#### PROMPT
Exclude the pictures, then repeat the remaining data exactly.

#### ENTRIES
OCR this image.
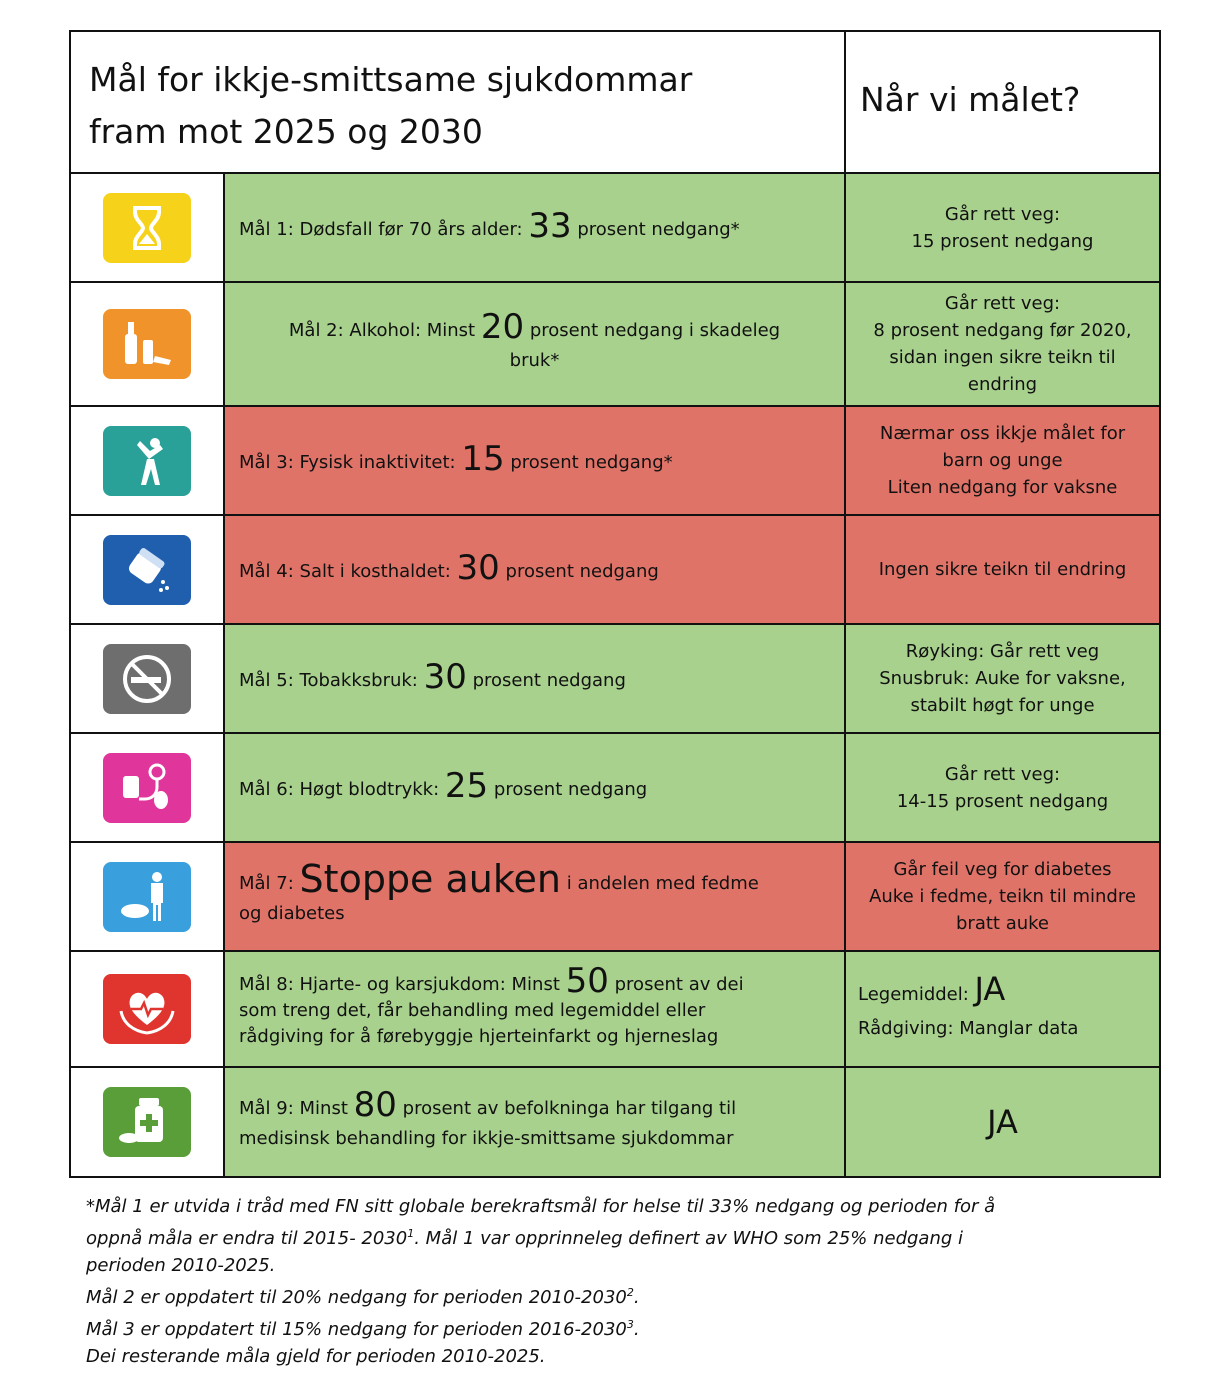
Mål for ikkje-smittsame sjukdommar
fram mot 2025 og 2030
Når vi målet?
Mål 1: Dødsfall før 70 års alder: 33 prosent nedgang*
Går rett veg:
15 prosent nedgang
Mål 2: Alkohol: Minst 20 prosent nedgang i skadeleg
bruk*
Går rett veg:
8 prosent nedgang før 2020,
sidan ingen sikre teikn til
endring
Mål 3: Fysisk inaktivitet: 15 prosent nedgang*
Nærmar oss ikkje målet for
barn og unge
Liten nedgang for vaksne
Mål 4: Salt i kosthaldet: 30 prosent nedgang	Ingen sikre teikn til endring
Mål 5: Tobakksbruk: 30 prosent nedgang
Røyking: Går rett veg
Snusbruk: Auke for vaksne,
stabilt høgt for unge
Mål 6: Høgt blodtrykk: 25 prosent nedgang
Går rett veg:
14-15 prosent nedgang
Mål 7: Stoppe auken i andelen med fedme
og diabetes
Går feil veg for diabetes
Auke i fedme, teikn til mindre
bratt auke
Mål 8: Hjarte- og karsjukdom: Minst 50 prosent av dei
som treng det, får behandling med legemiddel eller
rådgiving for å førebyggje hjerteinfarkt og hjerneslag
Legemiddel: JA
Rådgiving: Manglar data
Mål 9: Minst 80 prosent av befolkninga har tilgang til
medisinsk behandling for ikkje-smittsame sjukdommar	JA
*Mål 1 er utvida i tråd med FN sitt globale berekraftsmål for helse til 33% nedgang og perioden for å
oppnå måla er endra til 2015- 2030$^1$. Mål 1 var opprinneleg definert av WHO som 25% nedgang i
perioden 2010-2025.
Mål 2 er oppdatert til 20% nedgang for perioden 2010-2030$^2$.
Mål 3 er oppdatert til 15% nedgang for perioden 2016-2030$^3$.
Dei resterande måla gjeld for perioden 2010-2025.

#### FULL OUTPUT
OCR this image.
Mål for ikkje-smittsame sjukdommar
fram mot 2025 og 2030
Når vi målet?
Mål 1: Dødsfall før 70 års alder: 33 prosent nedgang*
Går rett veg:
15 prosent nedgang
Mål 2: Alkohol: Minst 20 prosent nedgang i skadeleg
bruk*
Går rett veg:
8 prosent nedgang før 2020,
sidan ingen sikre teikn til
endring
Mål 3: Fysisk inaktivitet: 15 prosent nedgang*
Nærmar oss ikkje målet for
barn og unge
Liten nedgang for vaksne
Mål 4: Salt i kosthaldet: 30 prosent nedgang	Ingen sikre teikn til endring
Mål 5: Tobakksbruk: 30 prosent nedgang
Røyking: Går rett veg
Snusbruk: Auke for vaksne,
stabilt høgt for unge
Mål 6: Høgt blodtrykk: 25 prosent nedgang
Går rett veg:
14-15 prosent nedgang
Mål 7: Stoppe auken i andelen med fedme
og diabetes
Går feil veg for diabetes
Auke i fedme, teikn til mindre
bratt auke
Mål 8: Hjarte- og karsjukdom: Minst 50 prosent av dei
som treng det, får behandling med legemiddel eller
rådgiving for å førebyggje hjerteinfarkt og hjerneslag
Legemiddel: JA
Rådgiving: Manglar data
Mål 9: Minst 80 prosent av befolkninga har tilgang til
medisinsk behandling for ikkje-smittsame sjukdommar	JA
*Mål 1 er utvida i tråd med FN sitt globale berekraftsmål for helse til 33% nedgang og perioden for å
oppnå måla er endra til 2015- 2030$^1$. Mål 1 var opprinneleg definert av WHO som 25% nedgang i
perioden 2010-2025.
Mål 2 er oppdatert til 20% nedgang for perioden 2010-2030$^2$.
Mål 3 er oppdatert til 15% nedgang for perioden 2016-2030$^3$.
Dei resterande måla gjeld for perioden 2010-2025.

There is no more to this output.